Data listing
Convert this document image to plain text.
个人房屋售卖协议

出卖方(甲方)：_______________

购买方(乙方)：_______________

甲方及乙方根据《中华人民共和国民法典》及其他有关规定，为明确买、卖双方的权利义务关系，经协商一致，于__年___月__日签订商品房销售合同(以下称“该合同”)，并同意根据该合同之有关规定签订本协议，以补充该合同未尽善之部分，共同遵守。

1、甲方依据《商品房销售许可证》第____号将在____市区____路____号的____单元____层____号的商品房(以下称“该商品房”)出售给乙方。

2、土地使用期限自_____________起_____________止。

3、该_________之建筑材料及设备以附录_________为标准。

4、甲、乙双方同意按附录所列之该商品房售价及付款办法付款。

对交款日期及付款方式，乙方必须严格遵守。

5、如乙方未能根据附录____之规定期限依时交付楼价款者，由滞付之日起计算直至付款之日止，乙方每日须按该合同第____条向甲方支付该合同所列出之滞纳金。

== OBJECTIVE ==
Type out the whole listing above again, exactly as it stands.

== SOLUTION ==
Convert this document image to plain text.
个人房屋售卖协议

出卖方(甲方)：_______________

购买方(乙方)：_______________

甲方及乙方根据《中华人民共和国民法典》及其他有关规定，为明确买、卖双方的权利义务关系，经协商一致，于__年___月__日签订商品房销售合同(以下称“该合同”)，并同意根据该合同之有关规定签订本协议，以补充该合同未尽善之部分，共同遵守。

1、甲方依据《商品房销售许可证》第____号将在____市区____路____号的____单元____层____号的商品房(以下称“该商品房”)出售给乙方。

2、土地使用期限自_____________起_____________止。

3、该_________之建筑材料及设备以附录_________为标准。

4、甲、乙双方同意按附录所列之该商品房售价及付款办法付款。

对交款日期及付款方式，乙方必须严格遵守。

5、如乙方未能根据附录____之规定期限依时交付楼价款者，由滞付之日起计算直至付款之日止，乙方每日须按该合同第____条向甲方支付该合同所列出之滞纳金。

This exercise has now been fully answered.